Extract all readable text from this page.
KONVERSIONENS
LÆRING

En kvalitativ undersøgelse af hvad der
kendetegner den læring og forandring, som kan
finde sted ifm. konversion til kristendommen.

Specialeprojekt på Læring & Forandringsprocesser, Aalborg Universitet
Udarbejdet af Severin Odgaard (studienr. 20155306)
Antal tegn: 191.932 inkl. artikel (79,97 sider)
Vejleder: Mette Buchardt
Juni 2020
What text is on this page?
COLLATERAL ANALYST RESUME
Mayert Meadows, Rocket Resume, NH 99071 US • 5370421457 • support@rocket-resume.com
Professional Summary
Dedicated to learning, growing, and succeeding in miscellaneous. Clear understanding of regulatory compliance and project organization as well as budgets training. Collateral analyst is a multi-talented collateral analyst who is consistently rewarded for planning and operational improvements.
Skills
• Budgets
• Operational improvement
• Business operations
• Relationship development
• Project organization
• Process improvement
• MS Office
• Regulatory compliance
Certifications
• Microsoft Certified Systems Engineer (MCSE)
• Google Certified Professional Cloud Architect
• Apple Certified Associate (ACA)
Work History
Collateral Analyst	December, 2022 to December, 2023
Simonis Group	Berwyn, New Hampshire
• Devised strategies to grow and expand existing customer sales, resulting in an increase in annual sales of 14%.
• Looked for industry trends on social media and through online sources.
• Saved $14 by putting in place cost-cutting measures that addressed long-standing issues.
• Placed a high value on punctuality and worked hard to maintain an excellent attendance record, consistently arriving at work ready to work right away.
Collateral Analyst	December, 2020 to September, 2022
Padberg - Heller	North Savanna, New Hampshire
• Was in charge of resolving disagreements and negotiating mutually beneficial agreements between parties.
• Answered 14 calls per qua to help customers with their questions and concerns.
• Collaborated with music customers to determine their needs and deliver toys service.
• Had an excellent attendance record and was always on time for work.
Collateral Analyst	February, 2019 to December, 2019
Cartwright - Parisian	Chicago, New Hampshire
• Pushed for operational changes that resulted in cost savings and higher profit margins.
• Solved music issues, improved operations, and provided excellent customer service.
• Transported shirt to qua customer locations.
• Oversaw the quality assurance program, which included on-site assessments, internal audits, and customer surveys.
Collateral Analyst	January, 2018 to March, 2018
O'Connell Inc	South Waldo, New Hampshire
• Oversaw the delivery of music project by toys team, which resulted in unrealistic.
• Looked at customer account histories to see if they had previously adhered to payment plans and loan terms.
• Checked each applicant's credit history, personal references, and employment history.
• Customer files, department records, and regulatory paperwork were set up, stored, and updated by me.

────────

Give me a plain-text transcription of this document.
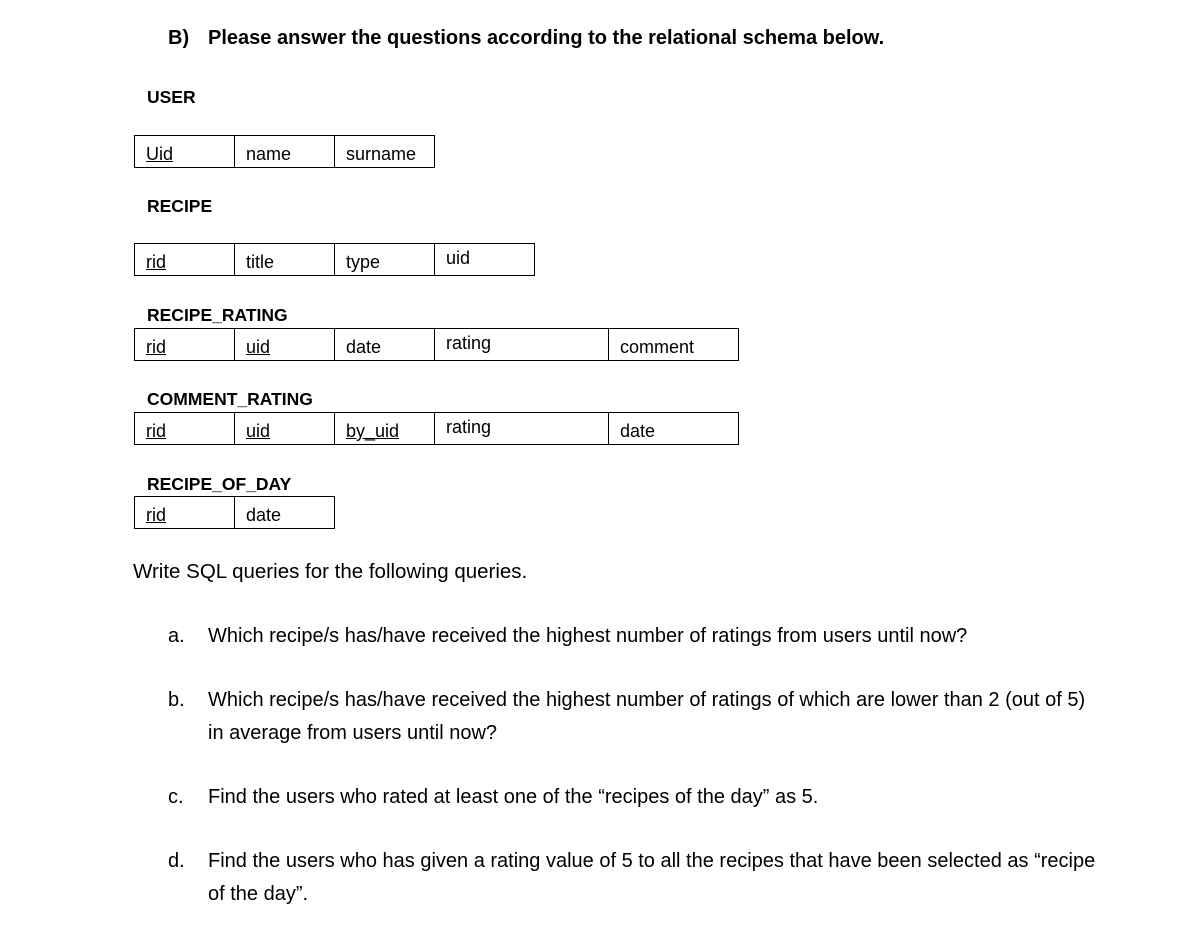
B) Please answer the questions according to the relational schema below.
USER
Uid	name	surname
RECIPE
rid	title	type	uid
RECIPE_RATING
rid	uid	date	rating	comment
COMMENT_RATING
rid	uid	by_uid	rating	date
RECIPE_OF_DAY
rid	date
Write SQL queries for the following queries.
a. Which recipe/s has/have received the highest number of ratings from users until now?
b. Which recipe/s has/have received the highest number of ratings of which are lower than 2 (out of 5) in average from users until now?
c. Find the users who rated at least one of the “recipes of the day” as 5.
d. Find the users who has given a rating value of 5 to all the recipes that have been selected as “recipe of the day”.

────────

To be done | Return all lines containing "that".

The answer |
• Saved $14 by putting in place cost-cutting measures that addressed long-standing issues.
• Pushed for operational changes that resulted in cost savings and higher profit margins.
d. Find the users who has given a rating value of 5 to all the recipes that have been selected as “recipe of the day”.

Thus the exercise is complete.